Fakat dil düzeyinde de olsa yeni bir şeylerin olduğuna şüphe yok. Sorunun ve pragmatizmin belirlediği muhtemel çözümlerin algılanmasında yeni birtakım şeyler var. Berri, “Lübnan ile İsrail hükümetleri” arasındaki anlaşmanın metnini tam bir rahatlıkla okudu ve ‘herkese’ başarılar diledi! Ancak yeni olanla tarihi olan başka şeylerdir. Öyle ki buradaki ‘yeni’ bile aslında bir yenilik gibi görünüyor.
Berri'nin düzenlediği basın toplantısındaki en meşhur karelerden biri, salonda gazetecilerden oluşan bir kalabalığa doğru bir bardak su uzatarak şu ifadeleri kullanmasıydı: “Lübnan'ın hakları konusunda ek bir bardak istemeyeceğim. Aynı şekilde hakkı olandan da hiçbir şekilde taviz vermeyeceğim.”
Lübnan söyleminin ulusal ve politik yönünü Nebih Berri üstleniyor. Hizbullah, çatışma ve ideolojik arka planı omzuna almış durumda. Berri kendi payından fazla bir bardak su bile istemezken; Hizbullah nehri, denizi ve ikisinin arasındakini de istiyor. Hasan Nasrallah, İsrail'i varlık sahnesinden silip ABD’yi bölgeden çıkarmak konusunda başımızın etini yerken; Nebih Berri Lübnan'ın deniz sınırlarının çizilmesi için bir arabulucu olarak çalışmalarını yoğunlaştırması yönündeki talebini teyit etti.
Açıklamayı dikkat dinleyen bir kişi, ABD’nin bulunuşunun bir ortaktan çok daha fazlası olduğunu bilir. Anlaşmanın 7’nci maddesi, müzakerelerin ABD yönetiminde gerçekleştirilmesinden ve ABD’nin de bu müzakereleri mümkün olan en kısa sürede başarılı bir şekilde sonuçlandırma taahhüdünden bahsediyor! Ancak şimdiye kadar bunların hiçbirinde ‘tarihi’ bir durum yok. Yeni olan durumun da bir önemi yok.

> Görev Yönergeleri:
[A] Lütfen kaynak metni iki cümleyle özetleyin.
[B] Kaynak metinde "Lübnan söyleminin ulusal ve politik yönünü" diye başlayan paragrafı, ana bilgilerini koruyarak madde listesi hâlinde yeniden yazın.

> Verilen Materyal:

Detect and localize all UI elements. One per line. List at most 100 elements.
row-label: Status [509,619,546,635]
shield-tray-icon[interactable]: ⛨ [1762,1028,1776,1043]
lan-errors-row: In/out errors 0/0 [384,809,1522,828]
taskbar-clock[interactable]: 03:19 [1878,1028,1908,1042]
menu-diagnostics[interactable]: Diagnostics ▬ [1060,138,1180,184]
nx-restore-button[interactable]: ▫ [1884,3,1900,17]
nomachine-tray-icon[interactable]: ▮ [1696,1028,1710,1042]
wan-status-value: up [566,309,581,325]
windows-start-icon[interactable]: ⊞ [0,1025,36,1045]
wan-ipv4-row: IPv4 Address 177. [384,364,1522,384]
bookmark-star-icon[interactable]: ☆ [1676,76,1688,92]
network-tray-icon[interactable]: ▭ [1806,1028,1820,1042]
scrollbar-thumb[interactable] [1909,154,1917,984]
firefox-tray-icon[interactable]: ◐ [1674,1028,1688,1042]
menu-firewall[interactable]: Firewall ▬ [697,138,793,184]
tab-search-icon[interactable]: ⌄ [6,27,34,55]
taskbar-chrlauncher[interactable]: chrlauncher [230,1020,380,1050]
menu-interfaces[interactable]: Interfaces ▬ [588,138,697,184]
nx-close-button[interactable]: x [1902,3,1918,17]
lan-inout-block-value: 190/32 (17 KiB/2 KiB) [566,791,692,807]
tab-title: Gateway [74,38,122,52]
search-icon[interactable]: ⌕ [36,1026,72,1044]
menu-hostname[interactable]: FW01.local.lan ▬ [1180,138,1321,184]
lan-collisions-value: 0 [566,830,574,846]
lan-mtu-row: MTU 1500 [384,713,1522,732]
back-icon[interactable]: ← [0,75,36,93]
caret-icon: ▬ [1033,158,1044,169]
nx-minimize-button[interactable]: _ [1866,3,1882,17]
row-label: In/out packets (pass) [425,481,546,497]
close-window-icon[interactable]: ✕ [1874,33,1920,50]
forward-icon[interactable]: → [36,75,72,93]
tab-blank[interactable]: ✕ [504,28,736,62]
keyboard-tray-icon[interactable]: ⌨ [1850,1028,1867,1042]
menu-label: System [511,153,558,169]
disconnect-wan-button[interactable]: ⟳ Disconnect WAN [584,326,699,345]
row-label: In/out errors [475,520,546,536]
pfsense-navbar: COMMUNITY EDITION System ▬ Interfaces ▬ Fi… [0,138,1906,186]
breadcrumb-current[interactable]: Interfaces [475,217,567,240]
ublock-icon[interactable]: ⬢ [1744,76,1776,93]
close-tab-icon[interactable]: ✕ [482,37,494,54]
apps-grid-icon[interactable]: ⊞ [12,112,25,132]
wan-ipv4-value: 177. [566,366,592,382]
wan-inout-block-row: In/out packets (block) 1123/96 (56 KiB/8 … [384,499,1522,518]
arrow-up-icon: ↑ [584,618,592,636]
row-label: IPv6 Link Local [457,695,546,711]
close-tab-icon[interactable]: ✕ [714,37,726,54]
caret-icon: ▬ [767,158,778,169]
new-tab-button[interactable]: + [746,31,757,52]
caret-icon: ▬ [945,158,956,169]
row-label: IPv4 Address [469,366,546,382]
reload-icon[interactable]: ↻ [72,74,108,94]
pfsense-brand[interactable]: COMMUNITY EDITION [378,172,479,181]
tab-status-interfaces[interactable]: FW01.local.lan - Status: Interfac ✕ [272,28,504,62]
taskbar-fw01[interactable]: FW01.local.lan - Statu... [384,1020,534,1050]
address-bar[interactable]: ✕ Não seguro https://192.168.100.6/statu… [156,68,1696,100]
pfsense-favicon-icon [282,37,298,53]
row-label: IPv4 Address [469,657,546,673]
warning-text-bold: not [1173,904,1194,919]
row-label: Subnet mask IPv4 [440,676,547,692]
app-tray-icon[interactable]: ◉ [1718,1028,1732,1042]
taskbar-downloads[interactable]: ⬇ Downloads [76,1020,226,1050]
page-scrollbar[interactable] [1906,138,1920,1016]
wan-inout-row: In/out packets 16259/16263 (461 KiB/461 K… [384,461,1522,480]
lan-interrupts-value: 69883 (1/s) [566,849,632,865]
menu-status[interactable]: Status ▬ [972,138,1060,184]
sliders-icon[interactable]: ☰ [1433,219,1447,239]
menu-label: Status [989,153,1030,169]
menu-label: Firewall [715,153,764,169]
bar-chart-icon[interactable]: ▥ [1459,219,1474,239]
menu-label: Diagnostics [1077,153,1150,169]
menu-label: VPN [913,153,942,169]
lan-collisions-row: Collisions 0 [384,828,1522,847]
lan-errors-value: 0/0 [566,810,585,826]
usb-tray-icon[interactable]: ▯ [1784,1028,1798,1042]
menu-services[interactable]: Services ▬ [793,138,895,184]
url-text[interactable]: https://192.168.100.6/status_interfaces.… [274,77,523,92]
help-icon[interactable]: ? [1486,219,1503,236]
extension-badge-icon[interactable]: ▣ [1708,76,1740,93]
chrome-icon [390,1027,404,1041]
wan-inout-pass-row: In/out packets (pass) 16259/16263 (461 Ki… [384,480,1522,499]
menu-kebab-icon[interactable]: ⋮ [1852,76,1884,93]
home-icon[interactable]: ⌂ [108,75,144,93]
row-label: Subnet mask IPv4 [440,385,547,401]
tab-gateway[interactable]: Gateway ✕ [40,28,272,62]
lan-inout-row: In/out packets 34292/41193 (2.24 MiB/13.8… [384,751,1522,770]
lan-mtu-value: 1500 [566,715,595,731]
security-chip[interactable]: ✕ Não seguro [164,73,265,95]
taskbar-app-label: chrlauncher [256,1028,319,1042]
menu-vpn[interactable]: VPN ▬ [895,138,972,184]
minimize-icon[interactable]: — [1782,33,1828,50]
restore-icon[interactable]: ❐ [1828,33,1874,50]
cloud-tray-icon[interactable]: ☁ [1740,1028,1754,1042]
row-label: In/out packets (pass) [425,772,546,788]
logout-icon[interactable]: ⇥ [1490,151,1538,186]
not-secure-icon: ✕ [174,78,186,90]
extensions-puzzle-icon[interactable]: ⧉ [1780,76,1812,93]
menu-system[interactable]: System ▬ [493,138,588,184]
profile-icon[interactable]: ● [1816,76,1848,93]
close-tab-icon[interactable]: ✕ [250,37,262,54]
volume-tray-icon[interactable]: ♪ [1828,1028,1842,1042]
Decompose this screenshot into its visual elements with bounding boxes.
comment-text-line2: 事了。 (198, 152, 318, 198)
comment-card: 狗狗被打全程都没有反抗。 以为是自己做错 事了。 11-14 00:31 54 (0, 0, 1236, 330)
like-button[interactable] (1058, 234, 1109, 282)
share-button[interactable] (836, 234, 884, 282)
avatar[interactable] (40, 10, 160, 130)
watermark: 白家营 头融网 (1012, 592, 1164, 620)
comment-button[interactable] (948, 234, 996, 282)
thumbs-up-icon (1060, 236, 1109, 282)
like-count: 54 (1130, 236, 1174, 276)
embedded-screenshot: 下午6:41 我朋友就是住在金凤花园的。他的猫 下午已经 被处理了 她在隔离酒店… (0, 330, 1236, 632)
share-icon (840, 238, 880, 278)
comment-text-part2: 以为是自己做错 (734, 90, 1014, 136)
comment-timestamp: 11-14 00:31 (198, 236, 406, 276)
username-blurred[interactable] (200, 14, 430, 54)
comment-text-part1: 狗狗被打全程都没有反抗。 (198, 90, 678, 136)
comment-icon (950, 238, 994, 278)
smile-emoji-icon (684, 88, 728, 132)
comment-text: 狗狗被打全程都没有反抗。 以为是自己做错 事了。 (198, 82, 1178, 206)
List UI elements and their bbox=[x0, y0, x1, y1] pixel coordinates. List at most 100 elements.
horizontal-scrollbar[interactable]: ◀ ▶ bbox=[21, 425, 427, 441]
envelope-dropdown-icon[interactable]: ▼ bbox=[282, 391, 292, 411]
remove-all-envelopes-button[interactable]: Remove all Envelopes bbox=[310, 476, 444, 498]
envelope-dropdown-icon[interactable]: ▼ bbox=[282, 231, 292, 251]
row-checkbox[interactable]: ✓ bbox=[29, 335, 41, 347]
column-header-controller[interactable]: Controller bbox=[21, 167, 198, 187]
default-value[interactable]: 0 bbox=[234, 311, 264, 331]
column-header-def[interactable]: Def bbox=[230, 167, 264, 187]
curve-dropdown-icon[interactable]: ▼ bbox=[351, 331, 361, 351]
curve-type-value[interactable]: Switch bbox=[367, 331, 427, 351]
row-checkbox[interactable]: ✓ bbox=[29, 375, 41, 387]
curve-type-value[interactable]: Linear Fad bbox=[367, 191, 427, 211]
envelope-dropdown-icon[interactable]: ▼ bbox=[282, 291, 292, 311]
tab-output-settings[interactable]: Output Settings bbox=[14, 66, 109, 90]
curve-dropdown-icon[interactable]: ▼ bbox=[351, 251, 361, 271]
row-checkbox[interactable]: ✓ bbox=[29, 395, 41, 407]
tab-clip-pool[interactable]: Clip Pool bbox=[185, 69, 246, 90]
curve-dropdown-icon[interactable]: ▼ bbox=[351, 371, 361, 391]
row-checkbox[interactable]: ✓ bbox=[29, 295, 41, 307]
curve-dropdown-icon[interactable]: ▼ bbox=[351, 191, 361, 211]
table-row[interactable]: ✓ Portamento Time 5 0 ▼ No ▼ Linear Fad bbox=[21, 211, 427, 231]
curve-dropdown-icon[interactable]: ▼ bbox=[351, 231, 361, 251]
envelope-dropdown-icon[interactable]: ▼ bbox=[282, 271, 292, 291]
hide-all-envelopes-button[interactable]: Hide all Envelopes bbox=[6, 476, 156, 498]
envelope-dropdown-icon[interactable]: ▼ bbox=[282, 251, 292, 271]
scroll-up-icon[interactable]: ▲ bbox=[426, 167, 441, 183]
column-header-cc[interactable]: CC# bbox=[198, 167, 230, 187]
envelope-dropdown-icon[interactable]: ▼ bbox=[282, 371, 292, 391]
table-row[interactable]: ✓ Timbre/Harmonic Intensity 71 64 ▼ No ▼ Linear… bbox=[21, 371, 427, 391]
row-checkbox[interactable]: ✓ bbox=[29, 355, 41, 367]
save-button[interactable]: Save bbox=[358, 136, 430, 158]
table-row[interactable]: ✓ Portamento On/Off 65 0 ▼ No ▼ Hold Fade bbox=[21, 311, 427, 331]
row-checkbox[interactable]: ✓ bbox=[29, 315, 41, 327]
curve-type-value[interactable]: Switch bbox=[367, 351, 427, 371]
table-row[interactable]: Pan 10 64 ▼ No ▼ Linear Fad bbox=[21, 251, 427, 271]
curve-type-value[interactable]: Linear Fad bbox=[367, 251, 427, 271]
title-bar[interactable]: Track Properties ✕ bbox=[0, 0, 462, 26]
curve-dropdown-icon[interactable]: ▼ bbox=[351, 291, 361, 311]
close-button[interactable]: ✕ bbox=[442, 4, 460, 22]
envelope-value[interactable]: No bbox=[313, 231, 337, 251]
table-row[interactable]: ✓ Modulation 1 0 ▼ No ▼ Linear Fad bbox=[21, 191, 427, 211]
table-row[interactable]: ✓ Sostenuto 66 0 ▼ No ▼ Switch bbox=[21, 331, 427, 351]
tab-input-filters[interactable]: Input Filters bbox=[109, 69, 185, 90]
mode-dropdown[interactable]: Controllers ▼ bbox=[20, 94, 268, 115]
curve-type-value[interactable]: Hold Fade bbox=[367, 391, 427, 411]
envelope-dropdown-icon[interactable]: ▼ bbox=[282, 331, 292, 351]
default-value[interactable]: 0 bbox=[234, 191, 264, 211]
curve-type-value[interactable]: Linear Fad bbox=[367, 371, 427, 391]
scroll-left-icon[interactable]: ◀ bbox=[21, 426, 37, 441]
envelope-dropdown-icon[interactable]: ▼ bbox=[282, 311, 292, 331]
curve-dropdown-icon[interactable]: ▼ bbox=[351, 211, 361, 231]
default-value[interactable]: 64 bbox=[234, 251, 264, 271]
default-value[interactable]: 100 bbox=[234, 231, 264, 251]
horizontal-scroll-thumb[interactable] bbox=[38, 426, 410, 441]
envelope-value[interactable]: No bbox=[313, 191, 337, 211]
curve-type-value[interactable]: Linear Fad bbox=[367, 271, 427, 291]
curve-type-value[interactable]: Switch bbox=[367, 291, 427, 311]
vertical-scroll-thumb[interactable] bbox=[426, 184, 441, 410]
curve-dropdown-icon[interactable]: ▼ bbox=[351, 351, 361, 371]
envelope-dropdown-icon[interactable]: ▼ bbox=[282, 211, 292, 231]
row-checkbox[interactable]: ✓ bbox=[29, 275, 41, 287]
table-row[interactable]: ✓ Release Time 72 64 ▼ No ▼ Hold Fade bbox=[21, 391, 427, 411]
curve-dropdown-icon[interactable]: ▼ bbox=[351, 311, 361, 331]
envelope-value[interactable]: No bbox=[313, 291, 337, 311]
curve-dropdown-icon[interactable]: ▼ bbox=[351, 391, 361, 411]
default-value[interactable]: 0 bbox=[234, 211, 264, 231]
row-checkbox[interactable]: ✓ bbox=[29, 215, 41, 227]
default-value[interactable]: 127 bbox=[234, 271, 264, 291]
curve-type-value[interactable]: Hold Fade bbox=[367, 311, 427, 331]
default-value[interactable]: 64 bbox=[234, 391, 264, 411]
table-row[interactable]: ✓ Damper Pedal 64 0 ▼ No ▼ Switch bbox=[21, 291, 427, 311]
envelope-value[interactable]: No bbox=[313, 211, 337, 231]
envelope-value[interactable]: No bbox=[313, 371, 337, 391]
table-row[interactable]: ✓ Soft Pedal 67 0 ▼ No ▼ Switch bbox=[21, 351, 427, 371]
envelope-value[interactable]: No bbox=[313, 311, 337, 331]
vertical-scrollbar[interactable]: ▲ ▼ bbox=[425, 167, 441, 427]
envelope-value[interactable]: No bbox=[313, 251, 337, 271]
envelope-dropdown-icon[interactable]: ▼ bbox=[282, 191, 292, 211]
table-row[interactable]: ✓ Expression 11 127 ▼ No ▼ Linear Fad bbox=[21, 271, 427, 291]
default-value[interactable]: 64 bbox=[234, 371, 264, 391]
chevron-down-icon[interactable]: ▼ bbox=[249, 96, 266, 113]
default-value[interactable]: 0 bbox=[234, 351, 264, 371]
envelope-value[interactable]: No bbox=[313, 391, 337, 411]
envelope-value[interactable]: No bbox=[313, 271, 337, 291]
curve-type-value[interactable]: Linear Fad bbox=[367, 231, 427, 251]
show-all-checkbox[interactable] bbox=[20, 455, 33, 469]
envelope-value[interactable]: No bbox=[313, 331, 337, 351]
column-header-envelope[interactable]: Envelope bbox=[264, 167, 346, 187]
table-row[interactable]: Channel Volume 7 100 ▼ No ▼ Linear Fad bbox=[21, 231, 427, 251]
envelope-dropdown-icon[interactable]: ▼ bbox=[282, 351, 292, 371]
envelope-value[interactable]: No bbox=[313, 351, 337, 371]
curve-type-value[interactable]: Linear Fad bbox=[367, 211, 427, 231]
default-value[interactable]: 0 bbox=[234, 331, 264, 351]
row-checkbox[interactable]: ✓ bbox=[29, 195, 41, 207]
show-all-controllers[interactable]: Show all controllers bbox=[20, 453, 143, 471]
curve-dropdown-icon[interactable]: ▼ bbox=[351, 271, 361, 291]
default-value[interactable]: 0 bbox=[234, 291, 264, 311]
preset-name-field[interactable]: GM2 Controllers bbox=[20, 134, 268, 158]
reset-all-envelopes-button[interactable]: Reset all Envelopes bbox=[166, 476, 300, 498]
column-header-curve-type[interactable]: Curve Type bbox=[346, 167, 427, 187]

> Görev Yanıtları:
[A] Berri, Lübnan ile İsrail hükümetleri arasındaki anlaşmanın metnini rahatlıkla okuyup herkese başarılar diledi ve Lübnan'ın haklarından taviz vermeyeceğini, fazlasını da istemeyeceğini söyledi. Metne göre Lübnan söyleminin ulusal ve politik yönünü Berri, çatışma ve ideolojik arka planı ise Hizbullah üstleniyor; anlaşmanın 7'nci maddesi müzakerelerin ABD yönetiminde yürütüleceğini ve ABD'nin bunları en kısa sürede başarıyla sonuçlandırmayı taahhüt ettiğini belirtse de bunların hiçbirinde "tarihi" bir durum yok.

[B]
- Lübnan söyleminin ulusal ve politik yönünü Nebih Berri üstleniyor.
- Çatışma ve ideolojik arka plan Hizbullah'ın omzunda.
- Berri kendi payından fazla bir bardak su bile istemiyor; Hizbullah ise nehri, denizi ve ikisinin arasındakini istiyor.
- Hasan Nasrallah, İsrail'i varlık sahnesinden silmek ve ABD'yi bölgeden çıkarmak konusunda ısrar ediyor.
- Berri, arabulucunun Lübnan'ın deniz sınırlarının çizilmesi için çalışmalarını yoğunlaştırması yönündeki talebini teyit etti.